_Lesetext_
※ ※ ※
Gedenkveranstaltung der 80. Wiederkehr der Pogromnacht vom 8. November 1938 - „Ein solcher Ungeist darf nicht wieder Platz greifen in unserem Land.“
Seit 1513 gab es in Neustadt eine jüdische Gemeinde. In Momberg lassen sich Juden seit 1731 nachweisen. 1933 – als die Nazi-Herrschaft in Deutschland begann – lebten in beiden Orten insgesamt 120 Menschen jüdischen Glaubens. Bis zum 30. Januar 1933, dem Tag der Machtergreifung durch Hitler, waren sie Nachbarn, Freunde, Sportskameraden. Im I. Weltkrieg hatten einige von ihnen für ihr Heimatland gekämpft. Danach verschlechterte sich ihre Situation immer mehr. Es begannen Missachtung und Entrechtung. Wer konnte, wanderte aus.
※ ※ ※
_Rohdaten_
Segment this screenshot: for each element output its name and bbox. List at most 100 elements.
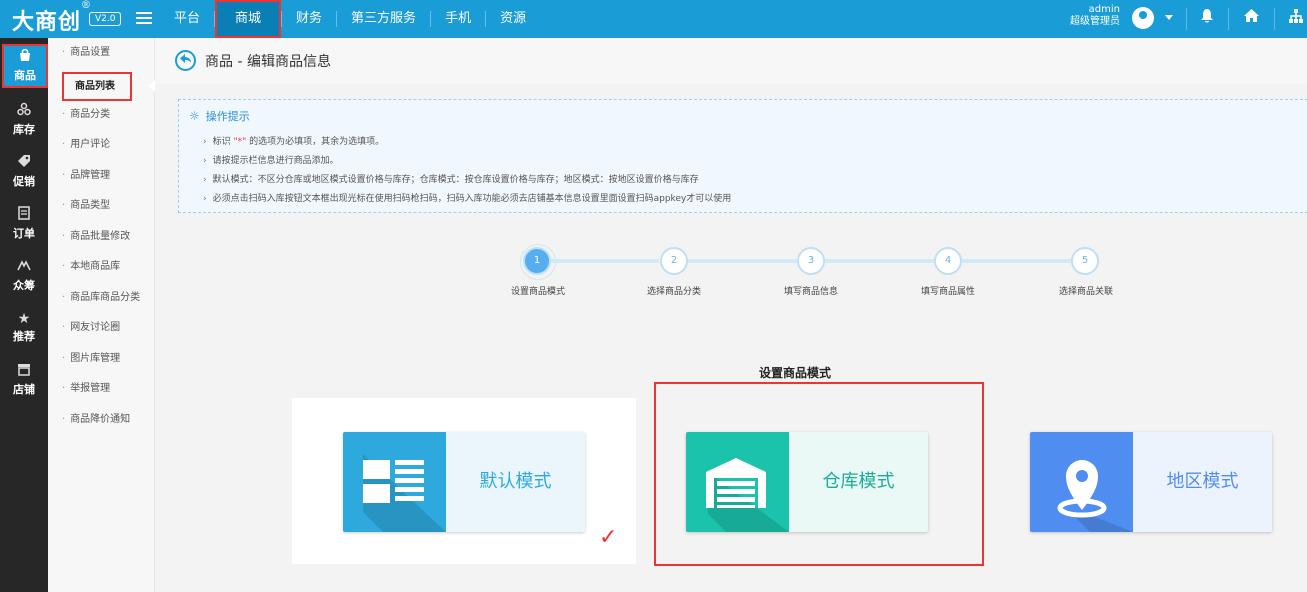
step-1-label: 设置商品模式 xyxy=(510,287,565,297)
submenu-item-gallery[interactable]: 图片库管理 xyxy=(48,344,155,374)
submenu-item-reports[interactable]: 举报管理 xyxy=(48,374,155,404)
step-3-circle[interactable]: 3 xyxy=(797,247,825,275)
toolbar-divider xyxy=(1186,8,1187,30)
submenu-item-goods-list[interactable]: 商品列表 xyxy=(62,72,132,101)
sitemap-icon[interactable] xyxy=(1288,8,1304,28)
tag-icon xyxy=(0,154,48,173)
mode-card-region[interactable]: 地区模式 xyxy=(1030,432,1272,532)
step-5-circle[interactable]: 5 xyxy=(1071,247,1099,275)
step-2-circle[interactable]: 2 xyxy=(660,247,688,275)
sidebar-item-store[interactable]: 店铺 xyxy=(0,356,48,408)
submenu-item-reviews[interactable]: 用户评论 xyxy=(48,130,155,160)
step-connector xyxy=(825,259,935,263)
page-title: 商品 - 编辑商品信息 xyxy=(205,54,331,70)
lightbulb-icon: ☼ xyxy=(189,109,200,123)
tip-text: 标识 xyxy=(212,137,231,147)
tips-panel: ☼ 操作提示 标识 "*" 的选项为必填项，其余为选填项。 请按提示栏信息进行商品… xyxy=(178,99,1307,213)
avatar[interactable] xyxy=(1132,7,1154,29)
user-info[interactable]: admin 超级管理员 xyxy=(1070,4,1120,28)
step-connector xyxy=(549,259,659,263)
toolbar-divider xyxy=(1274,8,1275,30)
left-sidebar: 商品 库存 促销 订单 众筹 ★ 推荐 店铺 xyxy=(0,38,54,592)
sidebar-item-crowdfund[interactable]: 众筹 xyxy=(0,252,48,304)
brand-logo[interactable]: 大商创® xyxy=(12,0,92,36)
submenu-item-batch-edit[interactable]: 商品批量修改 xyxy=(48,222,155,252)
stock-icon xyxy=(0,102,48,121)
step-2-label: 选择商品分类 xyxy=(646,287,701,297)
sidebar-label: 库存 xyxy=(13,123,35,136)
submenu: 商品设置 商品列表 商品分类 用户评论 品牌管理 商品类型 商品批量修改 本地商… xyxy=(48,38,155,592)
submenu-item-library-category[interactable]: 商品库商品分类 xyxy=(48,283,155,313)
sidebar-label: 促销 xyxy=(13,175,35,188)
order-icon xyxy=(0,206,48,225)
bag-icon xyxy=(4,48,46,67)
mode-label: 默认模式 xyxy=(479,471,552,492)
tip-line: 默认模式：不区分仓库或地区模式设置价格与库存；仓库模式：按仓库设置价格与库存；地… xyxy=(203,172,699,185)
tips-title: 操作提示 xyxy=(205,110,250,123)
step-5-label: 选择商品关联 xyxy=(1058,287,1113,297)
menu-toggle-icon[interactable] xyxy=(136,12,152,26)
step-3-label: 填写商品信息 xyxy=(783,287,838,297)
checkmark-icon: ✓ xyxy=(599,525,618,550)
nav-item-third-party[interactable]: 第三方服务 xyxy=(337,0,430,38)
location-pin-icon xyxy=(1030,432,1133,532)
highlight-box xyxy=(654,382,984,566)
user-role: 超级管理员 xyxy=(1070,16,1120,27)
submenu-item-local-library[interactable]: 本地商品库 xyxy=(48,252,155,282)
step-4-label: 填写商品属性 xyxy=(920,287,975,297)
crowdfund-icon xyxy=(0,258,48,277)
submenu-item-brands[interactable]: 品牌管理 xyxy=(48,161,155,191)
user-name: admin xyxy=(1088,4,1120,15)
step-connector xyxy=(687,259,797,263)
top-nav: 平台 商城 财务 第三方服务 手机 资源 xyxy=(160,0,540,38)
home-icon[interactable] xyxy=(1243,8,1260,27)
submenu-item-goods-settings[interactable]: 商品设置 xyxy=(48,38,155,68)
submenu-item-types[interactable]: 商品类型 xyxy=(48,191,155,221)
submenu-item-discussion[interactable]: 网友讨论圈 xyxy=(48,313,155,343)
nav-item-mobile[interactable]: 手机 xyxy=(431,0,485,38)
sidebar-label: 商品 xyxy=(14,69,36,82)
sidebar-item-promo[interactable]: 促销 xyxy=(0,148,48,200)
bell-icon[interactable] xyxy=(1200,8,1214,28)
submenu-active-indicator xyxy=(148,80,155,92)
registered-mark: ® xyxy=(81,0,93,11)
sidebar-label: 众筹 xyxy=(13,279,35,292)
step-progress: 1 设置商品模式 2 选择商品分类 3 填写商品信息 4 填写商品属性 5 选择… xyxy=(155,242,1307,302)
tip-text: 的选项为必填项，其余为选填项。 xyxy=(249,137,385,147)
store-icon xyxy=(0,362,48,381)
top-bar: 大商创® V2.0 平台 商城 财务 第三方服务 手机 资源 admin 超级管… xyxy=(0,0,1307,38)
sidebar-item-stock[interactable]: 库存 xyxy=(0,96,48,148)
nav-item-platform[interactable]: 平台 xyxy=(160,0,214,38)
mode-label: 地区模式 xyxy=(1166,471,1239,492)
chevron-down-icon[interactable] xyxy=(1165,15,1173,20)
step-connector xyxy=(962,259,1072,263)
page-header: 商品 - 编辑商品信息 xyxy=(155,38,1307,84)
mode-section-title: 设置商品模式 xyxy=(759,366,832,380)
tip-line: 请按提示栏信息进行商品添加。 xyxy=(203,153,339,166)
required-mark: "*" xyxy=(233,137,247,147)
tip-line: 必须点击扫码入库按钮文本框出现光标在使用扫码枪扫码，扫码入库功能必须去店铺基本信… xyxy=(203,191,732,204)
sidebar-label: 店铺 xyxy=(13,383,35,396)
version-badge: V2.0 xyxy=(89,12,122,26)
sidebar-label: 推荐 xyxy=(13,330,35,343)
submenu-item-category[interactable]: 商品分类 xyxy=(48,100,155,130)
toolbar-divider xyxy=(1228,8,1229,30)
logo-text: 大商创 xyxy=(12,9,82,35)
nav-item-mall[interactable]: 商城 xyxy=(215,0,282,38)
sidebar-item-goods[interactable]: 商品 xyxy=(2,44,48,88)
step-4-circle[interactable]: 4 xyxy=(934,247,962,275)
step-1-circle[interactable]: 1 xyxy=(520,244,556,280)
nav-item-resources[interactable]: 资源 xyxy=(486,0,540,38)
mode-panel-region: 地区模式 xyxy=(980,398,1307,564)
mode-card-default[interactable]: 默认模式 xyxy=(343,432,585,532)
submenu-item-price-notice[interactable]: 商品降价通知 xyxy=(48,405,155,435)
star-icon: ★ xyxy=(17,311,31,327)
sidebar-item-recommend[interactable]: ★ 推荐 xyxy=(0,304,48,356)
mode-panel-default: 默认模式 xyxy=(292,398,636,564)
sidebar-item-orders[interactable]: 订单 xyxy=(0,200,48,252)
nav-item-finance[interactable]: 财务 xyxy=(282,0,336,38)
tips-header: ☼ 操作提示 xyxy=(189,108,250,124)
sidebar-label: 订单 xyxy=(13,227,35,240)
back-arrow-icon[interactable] xyxy=(175,50,196,71)
list-layout-icon xyxy=(343,432,446,532)
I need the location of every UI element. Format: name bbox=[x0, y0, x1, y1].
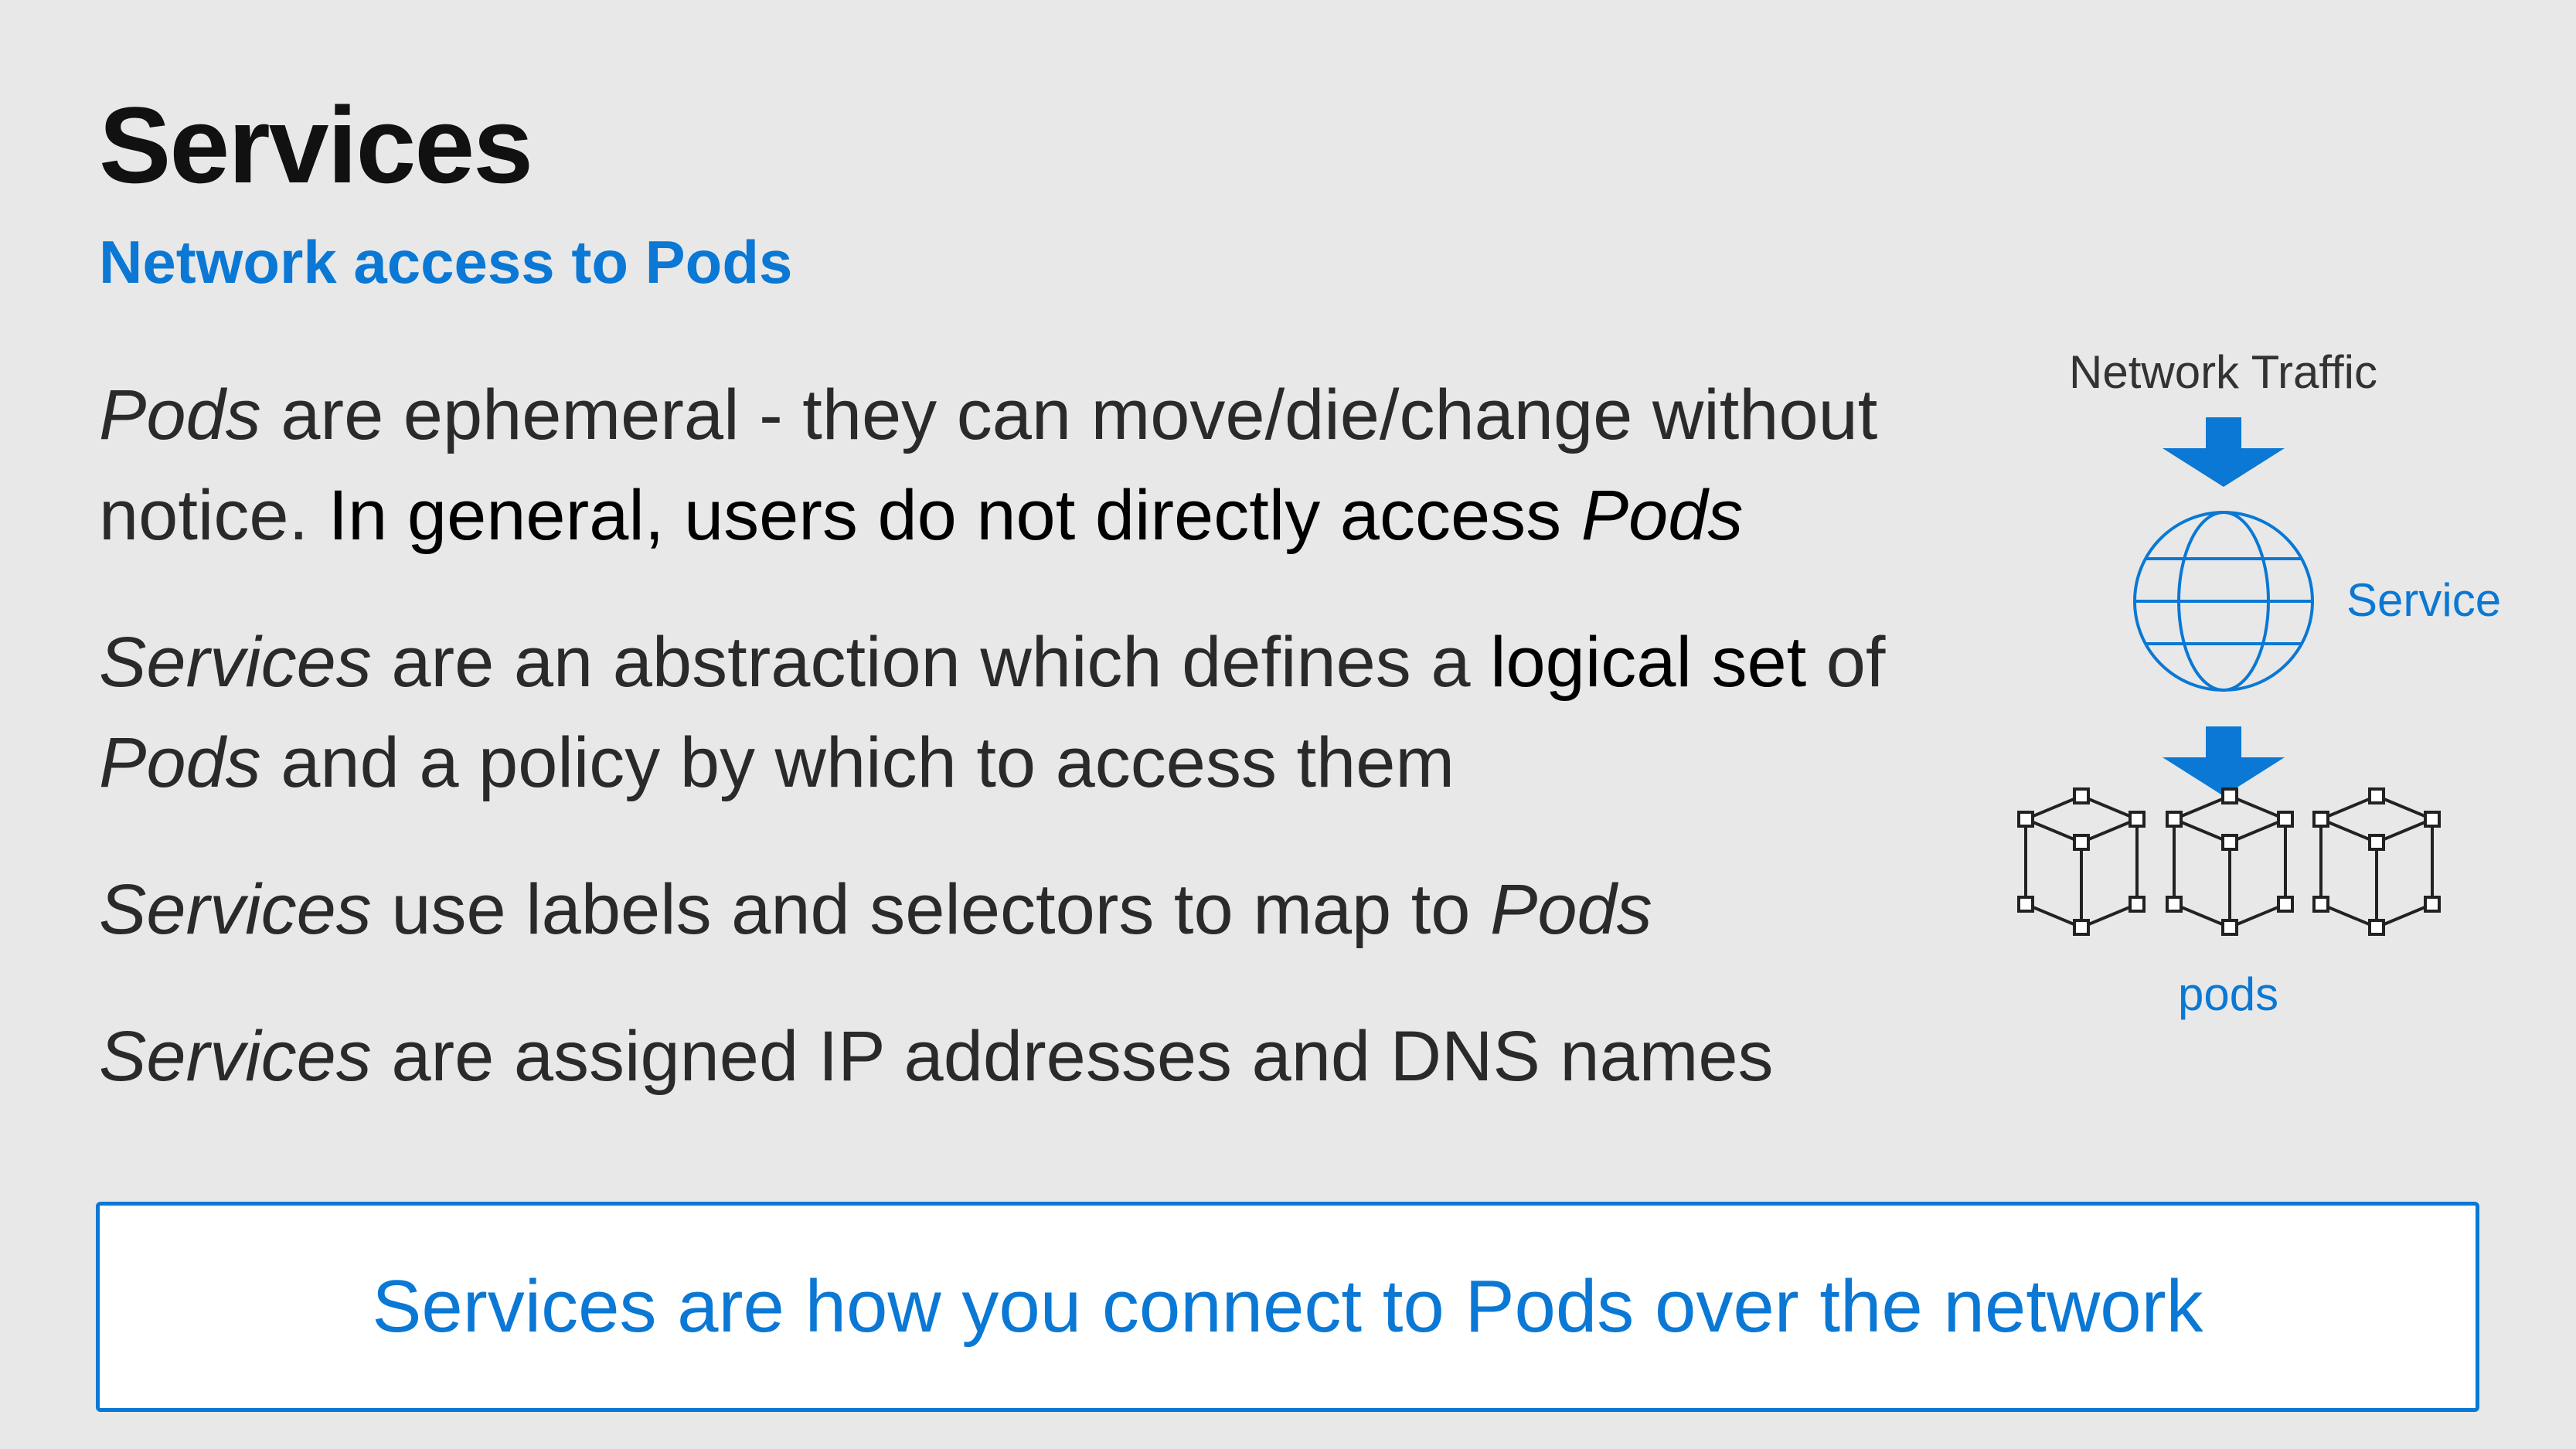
paragraph-text: and a policy by which to access them bbox=[260, 723, 1455, 802]
globe-icon bbox=[2133, 511, 2314, 692]
slide-subtitle: Network access to Pods bbox=[99, 228, 793, 296]
service-label: Service bbox=[2346, 574, 2502, 626]
arrow-down-icon bbox=[2163, 417, 2285, 487]
service-diagram: Network Traffic Service pods bbox=[1994, 332, 2520, 1028]
term-pods: Pods bbox=[99, 376, 261, 454]
term-pods: Pods bbox=[99, 723, 261, 802]
paragraph-text: of bbox=[1806, 623, 1886, 702]
term-services: Services bbox=[99, 1017, 372, 1096]
slide-title: Services bbox=[99, 84, 533, 206]
paragraph-pods-ephemeral: Pods are ephemeral - they can move/die/c… bbox=[99, 365, 1938, 566]
paragraph-text: are an abstraction which defines a bbox=[371, 623, 1491, 702]
pods-label: pods bbox=[2178, 968, 2279, 1020]
cube-icon bbox=[2312, 787, 2441, 936]
emphasis-text: In general, users do not directly access bbox=[328, 476, 1581, 555]
diagram-graphics bbox=[2017, 417, 2441, 936]
callout-text: Services are how you connect to Pods ove… bbox=[372, 1265, 2203, 1348]
term-services: Services bbox=[99, 870, 372, 949]
network-traffic-label: Network Traffic bbox=[2069, 346, 2377, 398]
term-services: Services bbox=[99, 623, 372, 702]
paragraph-text: are assigned IP addresses and DNS names bbox=[371, 1017, 1774, 1096]
bullet-list: Pods are ephemeral - they can move/die/c… bbox=[99, 365, 1938, 1153]
term-pods: Pods bbox=[1490, 870, 1652, 949]
arrow-down-icon bbox=[2163, 726, 2285, 796]
paragraph-services-ip: Services are assigned IP addresses and D… bbox=[99, 1006, 1938, 1107]
cube-icon bbox=[2017, 787, 2146, 936]
paragraph-text: use labels and selectors to map to bbox=[371, 870, 1491, 949]
cube-icon bbox=[2166, 787, 2294, 936]
emphasis-text: logical set bbox=[1490, 623, 1807, 702]
paragraph-services-labels: Services use labels and selectors to map… bbox=[99, 859, 1938, 960]
term-pods: Pods bbox=[1581, 476, 1744, 555]
callout-box: Services are how you connect to Pods ove… bbox=[96, 1202, 2479, 1412]
paragraph-services-abstraction: Services are an abstraction which define… bbox=[99, 612, 1938, 813]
※ ※ ※
_Arbeitsauftrag 1_
Gib aus dem Text über die jüdischen Gemeinden in Neustadt und Momberg die Passage von "Gedenkveranstaltung der 80." bis einschließlich "konnte, wanderte aus." wortgetreu aus.
_Arbeitsauftrag 2_
Welche Jahreszahlen kommen im Text über die jüdischen Gemeinden in Neustadt und Momberg vor? Führe jede nur einmal auf, in der Reihenfolge ihres ersten Auftretens.
_Arbeitsauftrag 3_
Führe den Text über die jüdischen Gemeinden in Neustadt und Momberg im Anschluss an seinen letzten Satz fort.

_Lösung 1_
Gedenkveranstaltung der 80. Wiederkehr der Pogromnacht vom 8. November 1938 - „Ein solcher Ungeist darf nicht wieder Platz greifen in unserem Land.“
Seit 1513 gab es in Neustadt eine jüdische Gemeinde. In Momberg lassen sich Juden seit 1731 nachweisen. 1933 – als die Nazi-Herrschaft in Deutschland begann – lebten in beiden Orten insgesamt 120 Menschen jüdischen Glaubens. Bis zum 30. Januar 1933, dem Tag der Machtergreifung durch Hitler, waren sie Nachbarn, Freunde, Sportskameraden. Im I. Weltkrieg hatten einige von ihnen für ihr Heimatland gekämpft. Danach verschlechterte sich ihre Situation immer mehr. Es begannen Missachtung und Entrechtung. Wer konnte, wanderte aus.

_Lösung 2_
1938, 1513, 1731, 1933

_Lösung 3_
Einen Tag früher als in den meisten Städten und Gemeinden des Deutschen Reiches fand in zahlreichen nordhessischen Kommunen - so auch in Neustadt und Momberg – bereits am 8. November 1938 die Pogromnacht statt. Die Einrichtung der Synagoge in der Marburger Straße wurde ebenso geschändet und zerstört wie die des Betsaales in der Burgasse.
1941 schließlich wurden die letzten Juden aus Neustadt und Momberg in die Konzentrationslager deportiert. Alle jüdischen Mitbürgerinnen und Mitbürger verloren seit 1933 Schritt für Schritt ihr Eigentum, etlichen gelang die Ausreise, aber siebzig Frauen, Männer und Kinder fanden einen qualvollen Tod.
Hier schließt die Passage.